# Instruction
Pull out every line below containing the word "party".

# Dataset listings of figures
------------------------------------------------------------
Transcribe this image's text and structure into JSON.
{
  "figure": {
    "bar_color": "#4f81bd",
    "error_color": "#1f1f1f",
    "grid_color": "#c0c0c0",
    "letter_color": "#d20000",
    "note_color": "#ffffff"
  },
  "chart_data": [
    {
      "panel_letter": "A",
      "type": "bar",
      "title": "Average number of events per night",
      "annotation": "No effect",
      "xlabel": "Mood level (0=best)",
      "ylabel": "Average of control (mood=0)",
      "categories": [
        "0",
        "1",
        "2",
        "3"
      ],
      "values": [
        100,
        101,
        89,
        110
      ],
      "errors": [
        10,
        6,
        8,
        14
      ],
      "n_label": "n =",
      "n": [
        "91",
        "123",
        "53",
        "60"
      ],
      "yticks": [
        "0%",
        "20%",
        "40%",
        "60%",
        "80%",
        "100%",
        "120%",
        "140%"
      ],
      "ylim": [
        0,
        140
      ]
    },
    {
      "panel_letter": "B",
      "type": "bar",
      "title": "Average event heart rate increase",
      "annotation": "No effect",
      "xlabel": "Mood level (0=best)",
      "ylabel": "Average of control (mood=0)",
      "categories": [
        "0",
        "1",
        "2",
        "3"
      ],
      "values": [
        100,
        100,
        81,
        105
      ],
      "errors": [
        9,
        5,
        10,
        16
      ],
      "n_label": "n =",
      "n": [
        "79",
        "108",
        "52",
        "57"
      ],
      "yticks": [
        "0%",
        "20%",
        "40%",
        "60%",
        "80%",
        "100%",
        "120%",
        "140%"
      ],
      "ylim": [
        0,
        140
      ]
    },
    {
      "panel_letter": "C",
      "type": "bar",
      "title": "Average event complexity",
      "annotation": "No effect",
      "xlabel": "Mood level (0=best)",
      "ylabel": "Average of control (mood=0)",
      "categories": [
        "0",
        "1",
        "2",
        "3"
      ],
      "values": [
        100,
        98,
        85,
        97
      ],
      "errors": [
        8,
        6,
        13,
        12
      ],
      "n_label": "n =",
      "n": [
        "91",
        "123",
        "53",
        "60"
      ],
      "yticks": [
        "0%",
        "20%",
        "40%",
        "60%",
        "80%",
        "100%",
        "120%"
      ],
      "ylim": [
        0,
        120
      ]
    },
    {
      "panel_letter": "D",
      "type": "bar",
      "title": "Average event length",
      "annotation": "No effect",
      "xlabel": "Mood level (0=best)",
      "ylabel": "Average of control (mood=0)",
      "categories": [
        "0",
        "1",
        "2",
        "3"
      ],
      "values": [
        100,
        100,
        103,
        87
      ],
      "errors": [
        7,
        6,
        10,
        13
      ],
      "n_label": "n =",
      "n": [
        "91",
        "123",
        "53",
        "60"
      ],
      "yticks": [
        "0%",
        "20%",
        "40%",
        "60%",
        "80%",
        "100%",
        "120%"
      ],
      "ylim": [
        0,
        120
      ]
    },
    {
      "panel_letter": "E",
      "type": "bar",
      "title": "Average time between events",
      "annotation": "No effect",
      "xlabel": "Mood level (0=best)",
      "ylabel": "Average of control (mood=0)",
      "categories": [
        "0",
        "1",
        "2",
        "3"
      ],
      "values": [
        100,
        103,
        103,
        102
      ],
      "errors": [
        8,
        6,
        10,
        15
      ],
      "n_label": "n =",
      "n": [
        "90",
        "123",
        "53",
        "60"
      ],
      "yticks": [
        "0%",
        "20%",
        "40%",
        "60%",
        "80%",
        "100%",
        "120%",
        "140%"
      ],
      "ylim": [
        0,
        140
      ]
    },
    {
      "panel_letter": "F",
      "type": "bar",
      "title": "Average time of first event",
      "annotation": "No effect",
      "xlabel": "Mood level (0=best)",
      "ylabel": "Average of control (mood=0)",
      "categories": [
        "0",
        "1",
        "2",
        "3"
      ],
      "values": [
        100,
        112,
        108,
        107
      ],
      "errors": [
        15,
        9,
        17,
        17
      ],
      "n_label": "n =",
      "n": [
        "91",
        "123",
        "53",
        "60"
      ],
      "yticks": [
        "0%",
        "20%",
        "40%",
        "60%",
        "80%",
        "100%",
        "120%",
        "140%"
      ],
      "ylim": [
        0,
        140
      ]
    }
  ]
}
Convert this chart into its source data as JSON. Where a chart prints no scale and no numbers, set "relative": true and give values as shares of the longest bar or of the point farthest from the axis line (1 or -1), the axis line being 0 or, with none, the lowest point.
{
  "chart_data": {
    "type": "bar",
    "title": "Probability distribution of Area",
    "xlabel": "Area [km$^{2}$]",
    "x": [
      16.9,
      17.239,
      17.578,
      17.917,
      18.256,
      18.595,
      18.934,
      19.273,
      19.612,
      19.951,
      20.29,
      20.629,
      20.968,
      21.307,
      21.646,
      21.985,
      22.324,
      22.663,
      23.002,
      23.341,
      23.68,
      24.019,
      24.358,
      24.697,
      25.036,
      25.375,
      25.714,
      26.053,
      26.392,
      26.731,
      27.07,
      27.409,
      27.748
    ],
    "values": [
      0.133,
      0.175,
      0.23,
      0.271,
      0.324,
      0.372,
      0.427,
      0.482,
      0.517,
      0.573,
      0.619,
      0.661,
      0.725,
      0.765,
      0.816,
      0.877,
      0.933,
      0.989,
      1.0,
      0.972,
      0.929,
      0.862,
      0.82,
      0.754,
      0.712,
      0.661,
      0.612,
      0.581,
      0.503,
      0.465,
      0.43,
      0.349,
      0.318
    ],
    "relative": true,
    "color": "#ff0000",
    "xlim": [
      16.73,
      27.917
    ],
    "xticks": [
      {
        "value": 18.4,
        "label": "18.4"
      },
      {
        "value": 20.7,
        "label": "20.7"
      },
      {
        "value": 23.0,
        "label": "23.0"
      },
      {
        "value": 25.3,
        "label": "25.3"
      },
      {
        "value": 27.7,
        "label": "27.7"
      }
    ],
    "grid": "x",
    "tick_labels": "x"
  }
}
------------------------------------------------------------
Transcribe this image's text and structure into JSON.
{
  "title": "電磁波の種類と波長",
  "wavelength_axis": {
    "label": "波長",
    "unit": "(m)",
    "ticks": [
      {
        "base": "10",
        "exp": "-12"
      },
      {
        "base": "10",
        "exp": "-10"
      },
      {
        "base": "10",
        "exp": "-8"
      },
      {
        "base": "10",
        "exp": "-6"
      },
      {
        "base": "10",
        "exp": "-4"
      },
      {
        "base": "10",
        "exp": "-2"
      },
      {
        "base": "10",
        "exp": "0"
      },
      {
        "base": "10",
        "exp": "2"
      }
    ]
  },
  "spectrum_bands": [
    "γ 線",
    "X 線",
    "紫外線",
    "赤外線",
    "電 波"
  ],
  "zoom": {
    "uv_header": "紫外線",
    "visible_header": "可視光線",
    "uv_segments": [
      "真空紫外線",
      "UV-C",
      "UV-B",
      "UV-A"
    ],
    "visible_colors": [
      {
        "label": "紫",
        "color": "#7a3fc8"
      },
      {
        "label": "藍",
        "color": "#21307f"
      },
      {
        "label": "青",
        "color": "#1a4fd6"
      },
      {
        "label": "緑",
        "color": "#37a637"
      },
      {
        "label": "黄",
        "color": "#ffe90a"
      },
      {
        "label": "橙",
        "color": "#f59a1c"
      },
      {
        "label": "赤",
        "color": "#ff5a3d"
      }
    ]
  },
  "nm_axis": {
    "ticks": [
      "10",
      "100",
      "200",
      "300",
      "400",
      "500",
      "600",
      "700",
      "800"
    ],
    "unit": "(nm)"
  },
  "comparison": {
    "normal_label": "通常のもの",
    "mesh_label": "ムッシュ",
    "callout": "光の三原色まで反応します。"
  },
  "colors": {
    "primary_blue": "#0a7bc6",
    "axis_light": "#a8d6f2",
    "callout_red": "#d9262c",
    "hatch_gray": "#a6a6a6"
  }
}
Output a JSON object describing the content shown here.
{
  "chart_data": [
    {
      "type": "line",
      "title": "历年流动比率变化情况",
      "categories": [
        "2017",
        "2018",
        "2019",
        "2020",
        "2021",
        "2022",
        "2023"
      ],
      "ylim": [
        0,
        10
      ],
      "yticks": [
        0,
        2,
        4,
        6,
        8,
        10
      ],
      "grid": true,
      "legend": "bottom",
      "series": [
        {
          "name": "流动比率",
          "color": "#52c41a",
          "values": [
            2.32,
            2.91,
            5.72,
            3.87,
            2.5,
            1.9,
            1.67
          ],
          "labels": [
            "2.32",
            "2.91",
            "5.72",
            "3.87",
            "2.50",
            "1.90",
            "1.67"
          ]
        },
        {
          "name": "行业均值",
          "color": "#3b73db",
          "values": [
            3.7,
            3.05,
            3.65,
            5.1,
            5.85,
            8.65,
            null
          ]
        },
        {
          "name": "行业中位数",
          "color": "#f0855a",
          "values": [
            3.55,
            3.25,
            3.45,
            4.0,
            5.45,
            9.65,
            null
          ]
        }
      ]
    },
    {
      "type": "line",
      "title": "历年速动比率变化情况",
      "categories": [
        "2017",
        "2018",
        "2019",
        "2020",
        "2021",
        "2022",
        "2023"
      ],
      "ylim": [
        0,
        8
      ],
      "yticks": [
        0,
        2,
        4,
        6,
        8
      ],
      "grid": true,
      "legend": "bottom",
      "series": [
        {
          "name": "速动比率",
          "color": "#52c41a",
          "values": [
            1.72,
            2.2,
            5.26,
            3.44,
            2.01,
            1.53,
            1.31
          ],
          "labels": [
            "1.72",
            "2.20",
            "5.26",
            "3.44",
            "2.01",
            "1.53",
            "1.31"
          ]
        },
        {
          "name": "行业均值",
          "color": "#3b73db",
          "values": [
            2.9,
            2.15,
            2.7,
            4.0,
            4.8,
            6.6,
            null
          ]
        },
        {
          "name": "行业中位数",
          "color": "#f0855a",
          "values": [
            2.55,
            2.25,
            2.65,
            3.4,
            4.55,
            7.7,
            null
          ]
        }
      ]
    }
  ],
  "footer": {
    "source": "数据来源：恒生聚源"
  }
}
------------------------------------------------------------
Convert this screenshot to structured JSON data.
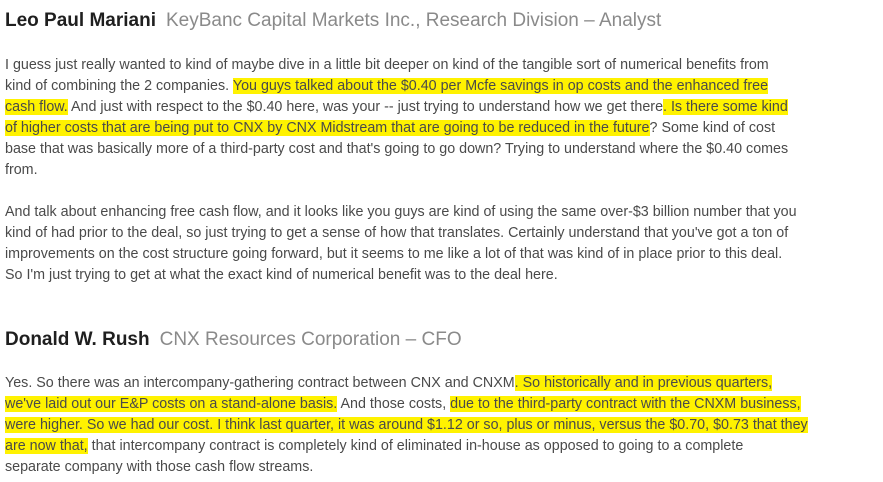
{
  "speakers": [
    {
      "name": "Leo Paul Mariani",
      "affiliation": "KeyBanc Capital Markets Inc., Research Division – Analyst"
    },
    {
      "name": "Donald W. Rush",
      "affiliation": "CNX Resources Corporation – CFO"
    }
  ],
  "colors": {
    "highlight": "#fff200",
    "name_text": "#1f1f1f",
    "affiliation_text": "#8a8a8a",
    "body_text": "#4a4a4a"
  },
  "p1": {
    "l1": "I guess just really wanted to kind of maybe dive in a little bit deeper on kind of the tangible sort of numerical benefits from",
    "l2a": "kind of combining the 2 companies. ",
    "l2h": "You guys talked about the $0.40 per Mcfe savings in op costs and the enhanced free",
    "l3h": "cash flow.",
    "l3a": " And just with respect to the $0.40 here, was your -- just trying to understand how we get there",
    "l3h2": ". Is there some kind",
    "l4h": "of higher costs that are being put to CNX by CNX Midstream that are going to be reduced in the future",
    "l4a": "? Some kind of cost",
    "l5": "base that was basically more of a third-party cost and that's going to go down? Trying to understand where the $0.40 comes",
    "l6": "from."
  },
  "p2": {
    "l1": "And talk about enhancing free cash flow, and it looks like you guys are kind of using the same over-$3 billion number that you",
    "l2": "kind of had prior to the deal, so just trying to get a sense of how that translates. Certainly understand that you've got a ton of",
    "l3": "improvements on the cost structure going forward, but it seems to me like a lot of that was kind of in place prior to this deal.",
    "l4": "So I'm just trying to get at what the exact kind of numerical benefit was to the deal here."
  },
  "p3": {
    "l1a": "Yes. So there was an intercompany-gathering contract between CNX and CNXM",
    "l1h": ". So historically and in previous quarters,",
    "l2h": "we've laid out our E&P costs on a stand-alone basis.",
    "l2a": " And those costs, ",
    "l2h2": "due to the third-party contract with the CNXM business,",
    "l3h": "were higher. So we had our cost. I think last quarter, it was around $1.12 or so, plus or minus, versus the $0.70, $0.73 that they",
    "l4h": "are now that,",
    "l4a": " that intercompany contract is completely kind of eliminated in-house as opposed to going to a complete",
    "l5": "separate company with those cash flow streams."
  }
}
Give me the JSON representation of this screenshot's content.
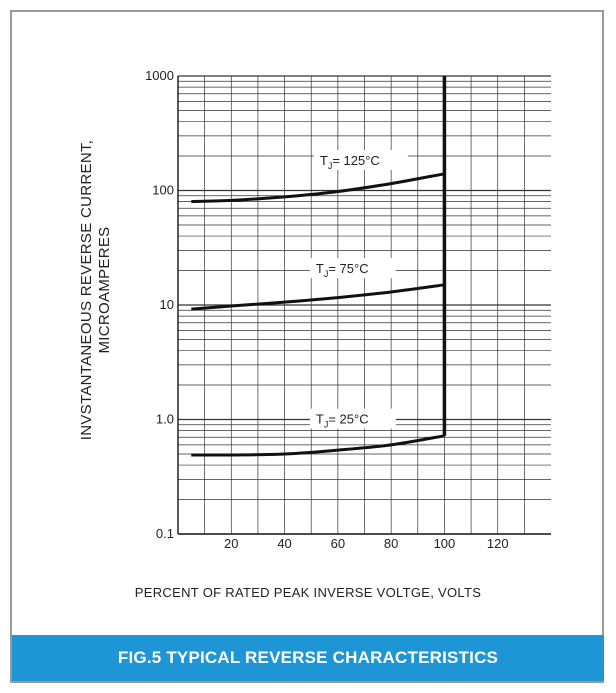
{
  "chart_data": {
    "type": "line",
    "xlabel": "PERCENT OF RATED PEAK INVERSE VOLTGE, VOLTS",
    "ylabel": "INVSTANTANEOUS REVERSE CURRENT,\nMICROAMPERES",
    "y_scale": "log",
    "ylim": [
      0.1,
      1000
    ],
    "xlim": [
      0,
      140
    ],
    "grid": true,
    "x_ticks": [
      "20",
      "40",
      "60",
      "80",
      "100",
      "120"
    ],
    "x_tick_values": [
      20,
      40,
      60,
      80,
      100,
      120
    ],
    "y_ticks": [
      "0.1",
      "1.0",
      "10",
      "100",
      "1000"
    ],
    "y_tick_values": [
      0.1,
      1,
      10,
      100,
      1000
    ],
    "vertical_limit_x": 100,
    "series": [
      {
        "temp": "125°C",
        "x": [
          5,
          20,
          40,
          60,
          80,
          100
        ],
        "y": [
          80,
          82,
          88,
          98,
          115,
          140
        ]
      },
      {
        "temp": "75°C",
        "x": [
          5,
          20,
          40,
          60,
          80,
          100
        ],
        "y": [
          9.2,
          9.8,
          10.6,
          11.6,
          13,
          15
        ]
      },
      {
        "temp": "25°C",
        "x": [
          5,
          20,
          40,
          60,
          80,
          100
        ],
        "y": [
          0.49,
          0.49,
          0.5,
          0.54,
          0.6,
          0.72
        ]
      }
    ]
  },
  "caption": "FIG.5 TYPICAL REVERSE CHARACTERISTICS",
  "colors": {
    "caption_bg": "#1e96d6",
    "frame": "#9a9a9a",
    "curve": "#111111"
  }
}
------------------------------------------------------------
# Solved problem
    "l5": "base that was basically more of a third-party cost and that's going to go down? Trying to understand where the $0.40 comes",
    "l2h2": "due to the third-party contract with the CNXM business,",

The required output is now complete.